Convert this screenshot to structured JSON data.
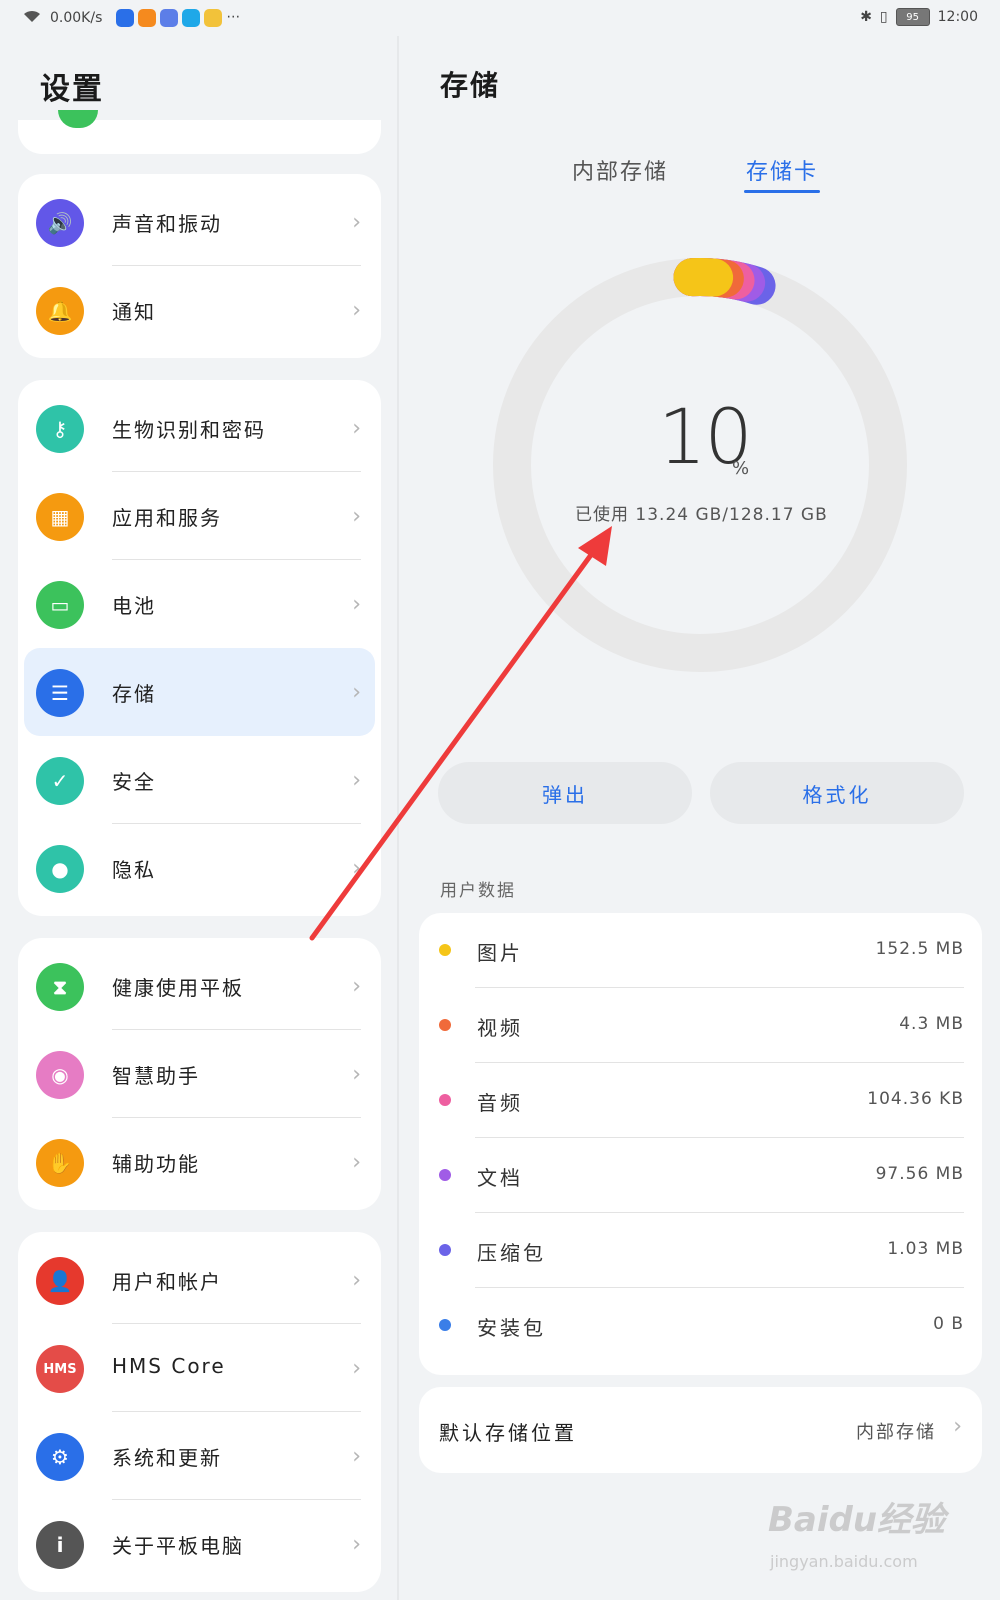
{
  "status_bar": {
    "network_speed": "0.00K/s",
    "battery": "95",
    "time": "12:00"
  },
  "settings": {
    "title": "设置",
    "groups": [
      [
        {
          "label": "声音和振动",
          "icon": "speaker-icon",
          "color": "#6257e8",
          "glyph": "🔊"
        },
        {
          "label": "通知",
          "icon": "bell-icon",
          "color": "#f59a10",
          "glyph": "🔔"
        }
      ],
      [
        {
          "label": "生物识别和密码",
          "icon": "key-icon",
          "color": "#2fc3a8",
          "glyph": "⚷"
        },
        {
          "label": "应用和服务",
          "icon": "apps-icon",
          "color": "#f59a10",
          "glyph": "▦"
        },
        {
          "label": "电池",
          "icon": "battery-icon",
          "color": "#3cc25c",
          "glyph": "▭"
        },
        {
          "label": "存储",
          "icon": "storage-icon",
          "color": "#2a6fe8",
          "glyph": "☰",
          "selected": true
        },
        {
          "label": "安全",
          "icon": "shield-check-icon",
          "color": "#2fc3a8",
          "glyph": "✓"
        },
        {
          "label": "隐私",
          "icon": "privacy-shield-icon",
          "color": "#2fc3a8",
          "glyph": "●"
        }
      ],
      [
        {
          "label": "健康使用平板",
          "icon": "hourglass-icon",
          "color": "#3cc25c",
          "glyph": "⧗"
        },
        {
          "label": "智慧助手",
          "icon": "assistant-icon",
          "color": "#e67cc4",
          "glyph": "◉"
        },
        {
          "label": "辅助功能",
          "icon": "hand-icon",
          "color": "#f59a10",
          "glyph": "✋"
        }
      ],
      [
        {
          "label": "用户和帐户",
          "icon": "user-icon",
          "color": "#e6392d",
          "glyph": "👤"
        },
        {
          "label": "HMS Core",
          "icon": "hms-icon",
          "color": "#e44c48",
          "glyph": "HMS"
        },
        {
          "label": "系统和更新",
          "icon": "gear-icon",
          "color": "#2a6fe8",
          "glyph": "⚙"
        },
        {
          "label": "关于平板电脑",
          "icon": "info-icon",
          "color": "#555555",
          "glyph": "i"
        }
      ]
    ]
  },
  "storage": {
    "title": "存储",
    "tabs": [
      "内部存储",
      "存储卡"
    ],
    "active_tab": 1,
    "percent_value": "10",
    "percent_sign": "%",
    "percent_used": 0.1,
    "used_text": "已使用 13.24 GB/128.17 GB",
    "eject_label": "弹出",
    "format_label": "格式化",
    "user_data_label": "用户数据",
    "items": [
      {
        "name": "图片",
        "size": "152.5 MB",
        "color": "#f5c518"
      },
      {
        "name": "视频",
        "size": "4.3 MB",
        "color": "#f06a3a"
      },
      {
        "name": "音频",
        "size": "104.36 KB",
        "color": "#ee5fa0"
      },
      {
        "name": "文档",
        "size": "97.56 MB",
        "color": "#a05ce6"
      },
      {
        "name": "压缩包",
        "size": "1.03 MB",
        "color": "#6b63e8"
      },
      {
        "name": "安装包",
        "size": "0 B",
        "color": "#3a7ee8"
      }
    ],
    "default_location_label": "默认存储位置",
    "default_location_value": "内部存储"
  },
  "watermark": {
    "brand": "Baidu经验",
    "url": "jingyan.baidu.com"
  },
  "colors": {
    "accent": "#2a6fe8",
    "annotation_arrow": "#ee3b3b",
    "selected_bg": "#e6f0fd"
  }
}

-*-*-

EXERCISE INSTRUCTIONS. Find the lines holding "shield" and list every one.

THE ANSWER.
          "icon": "shield-check-icon",
          "icon": "privacy-shield-icon",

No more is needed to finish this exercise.